(Records from a collection of figures)

━━━━━━━━━━━━━━━━━━━━━━━━━━━━━━

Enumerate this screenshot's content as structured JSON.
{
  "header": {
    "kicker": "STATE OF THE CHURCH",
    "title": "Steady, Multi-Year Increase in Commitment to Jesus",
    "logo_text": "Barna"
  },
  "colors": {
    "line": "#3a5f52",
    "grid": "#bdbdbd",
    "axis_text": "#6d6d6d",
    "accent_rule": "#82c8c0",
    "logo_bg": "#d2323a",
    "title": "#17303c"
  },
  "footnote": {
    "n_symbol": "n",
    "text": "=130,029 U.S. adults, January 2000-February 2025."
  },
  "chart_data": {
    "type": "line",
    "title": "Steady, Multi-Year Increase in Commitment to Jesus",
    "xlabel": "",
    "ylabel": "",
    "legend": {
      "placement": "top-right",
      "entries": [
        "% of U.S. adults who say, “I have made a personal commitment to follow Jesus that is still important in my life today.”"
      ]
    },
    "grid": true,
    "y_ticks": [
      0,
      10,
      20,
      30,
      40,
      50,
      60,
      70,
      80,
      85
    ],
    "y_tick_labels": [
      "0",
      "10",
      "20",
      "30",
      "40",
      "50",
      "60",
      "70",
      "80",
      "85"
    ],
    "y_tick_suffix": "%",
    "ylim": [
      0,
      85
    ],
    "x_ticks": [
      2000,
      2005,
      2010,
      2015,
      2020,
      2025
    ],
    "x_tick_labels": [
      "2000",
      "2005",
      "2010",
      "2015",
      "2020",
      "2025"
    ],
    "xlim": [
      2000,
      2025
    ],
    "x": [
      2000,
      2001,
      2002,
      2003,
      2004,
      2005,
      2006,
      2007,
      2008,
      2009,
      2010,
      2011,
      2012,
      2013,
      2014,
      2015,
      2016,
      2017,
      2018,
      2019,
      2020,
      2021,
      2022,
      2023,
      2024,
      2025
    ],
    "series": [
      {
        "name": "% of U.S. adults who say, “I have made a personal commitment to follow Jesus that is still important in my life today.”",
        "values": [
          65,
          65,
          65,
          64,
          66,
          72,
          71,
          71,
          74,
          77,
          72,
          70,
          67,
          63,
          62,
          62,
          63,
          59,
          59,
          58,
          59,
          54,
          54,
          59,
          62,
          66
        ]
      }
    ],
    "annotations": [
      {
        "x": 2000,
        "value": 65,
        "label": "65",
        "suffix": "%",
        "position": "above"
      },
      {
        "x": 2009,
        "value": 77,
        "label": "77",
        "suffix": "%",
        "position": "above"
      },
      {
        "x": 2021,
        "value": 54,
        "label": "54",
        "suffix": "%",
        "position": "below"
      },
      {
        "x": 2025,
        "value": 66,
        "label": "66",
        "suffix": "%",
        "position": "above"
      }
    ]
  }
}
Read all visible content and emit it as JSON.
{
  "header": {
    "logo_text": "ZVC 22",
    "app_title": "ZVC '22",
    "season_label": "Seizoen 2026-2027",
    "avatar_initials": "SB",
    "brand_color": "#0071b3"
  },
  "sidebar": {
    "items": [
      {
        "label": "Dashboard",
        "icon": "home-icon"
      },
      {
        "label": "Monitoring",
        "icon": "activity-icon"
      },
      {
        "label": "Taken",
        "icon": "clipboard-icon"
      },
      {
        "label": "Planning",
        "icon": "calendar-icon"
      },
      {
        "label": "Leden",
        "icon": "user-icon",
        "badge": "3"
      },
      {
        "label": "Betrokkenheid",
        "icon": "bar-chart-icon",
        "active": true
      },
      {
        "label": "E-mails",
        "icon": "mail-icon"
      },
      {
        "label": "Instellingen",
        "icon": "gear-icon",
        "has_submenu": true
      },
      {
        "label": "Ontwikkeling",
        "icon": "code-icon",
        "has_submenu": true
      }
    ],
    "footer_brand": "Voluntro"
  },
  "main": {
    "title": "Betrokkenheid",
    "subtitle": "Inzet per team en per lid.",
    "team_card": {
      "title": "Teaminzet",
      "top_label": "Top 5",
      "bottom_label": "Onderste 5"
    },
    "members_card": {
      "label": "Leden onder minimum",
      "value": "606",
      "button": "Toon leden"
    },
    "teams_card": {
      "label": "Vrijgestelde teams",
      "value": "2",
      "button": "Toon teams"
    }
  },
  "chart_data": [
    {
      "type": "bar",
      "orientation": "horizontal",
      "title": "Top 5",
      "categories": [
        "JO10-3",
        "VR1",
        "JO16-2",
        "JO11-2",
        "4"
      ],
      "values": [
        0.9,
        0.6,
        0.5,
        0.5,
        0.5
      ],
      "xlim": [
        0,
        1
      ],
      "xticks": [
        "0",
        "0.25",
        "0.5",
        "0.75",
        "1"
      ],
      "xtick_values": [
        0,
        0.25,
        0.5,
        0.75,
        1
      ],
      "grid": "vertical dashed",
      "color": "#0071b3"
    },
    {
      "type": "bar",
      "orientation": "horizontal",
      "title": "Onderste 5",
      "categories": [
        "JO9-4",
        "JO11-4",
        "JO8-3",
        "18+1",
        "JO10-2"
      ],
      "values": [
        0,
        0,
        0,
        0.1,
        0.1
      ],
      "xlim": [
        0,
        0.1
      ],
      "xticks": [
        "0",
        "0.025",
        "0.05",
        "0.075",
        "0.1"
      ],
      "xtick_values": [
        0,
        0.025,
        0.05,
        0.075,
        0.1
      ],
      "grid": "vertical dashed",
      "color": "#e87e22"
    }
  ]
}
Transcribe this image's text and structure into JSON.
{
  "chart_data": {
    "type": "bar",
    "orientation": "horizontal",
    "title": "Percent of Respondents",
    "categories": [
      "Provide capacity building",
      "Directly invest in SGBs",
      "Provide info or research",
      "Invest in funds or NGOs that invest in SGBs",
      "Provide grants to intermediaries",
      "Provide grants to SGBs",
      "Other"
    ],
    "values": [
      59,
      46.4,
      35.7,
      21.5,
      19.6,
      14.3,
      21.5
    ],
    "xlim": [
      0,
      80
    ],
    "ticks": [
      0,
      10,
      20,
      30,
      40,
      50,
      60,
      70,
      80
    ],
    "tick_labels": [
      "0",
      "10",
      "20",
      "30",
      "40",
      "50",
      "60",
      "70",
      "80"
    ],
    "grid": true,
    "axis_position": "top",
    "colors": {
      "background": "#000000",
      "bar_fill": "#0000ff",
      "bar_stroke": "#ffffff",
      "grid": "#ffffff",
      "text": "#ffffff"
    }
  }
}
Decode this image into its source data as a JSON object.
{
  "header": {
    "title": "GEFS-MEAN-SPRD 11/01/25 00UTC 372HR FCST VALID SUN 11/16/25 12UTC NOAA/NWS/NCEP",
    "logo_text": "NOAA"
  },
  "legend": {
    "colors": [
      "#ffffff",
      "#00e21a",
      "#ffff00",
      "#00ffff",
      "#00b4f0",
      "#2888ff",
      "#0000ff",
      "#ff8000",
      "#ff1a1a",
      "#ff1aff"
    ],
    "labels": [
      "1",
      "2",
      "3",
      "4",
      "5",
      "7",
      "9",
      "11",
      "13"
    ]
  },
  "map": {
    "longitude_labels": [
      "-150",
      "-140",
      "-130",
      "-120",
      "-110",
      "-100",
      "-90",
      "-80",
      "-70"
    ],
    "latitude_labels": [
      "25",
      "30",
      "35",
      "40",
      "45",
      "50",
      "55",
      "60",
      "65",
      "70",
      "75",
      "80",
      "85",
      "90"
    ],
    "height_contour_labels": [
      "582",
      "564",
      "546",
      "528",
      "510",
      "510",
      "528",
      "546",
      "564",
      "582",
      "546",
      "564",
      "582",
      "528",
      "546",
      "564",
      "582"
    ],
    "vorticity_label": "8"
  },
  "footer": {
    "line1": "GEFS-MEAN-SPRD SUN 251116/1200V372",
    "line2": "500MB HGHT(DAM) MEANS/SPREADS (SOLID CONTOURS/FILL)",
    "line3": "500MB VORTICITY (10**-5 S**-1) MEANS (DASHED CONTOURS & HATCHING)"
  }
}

━━━━━━━━━━━━━━━━━━━━━━━━━━━━━━

* [Your objective]:
Go through the records. Copy each line where "Toon" appears.

* [Response to this exercise]:
      "button": "Toon leden"
      "button": "Toon teams"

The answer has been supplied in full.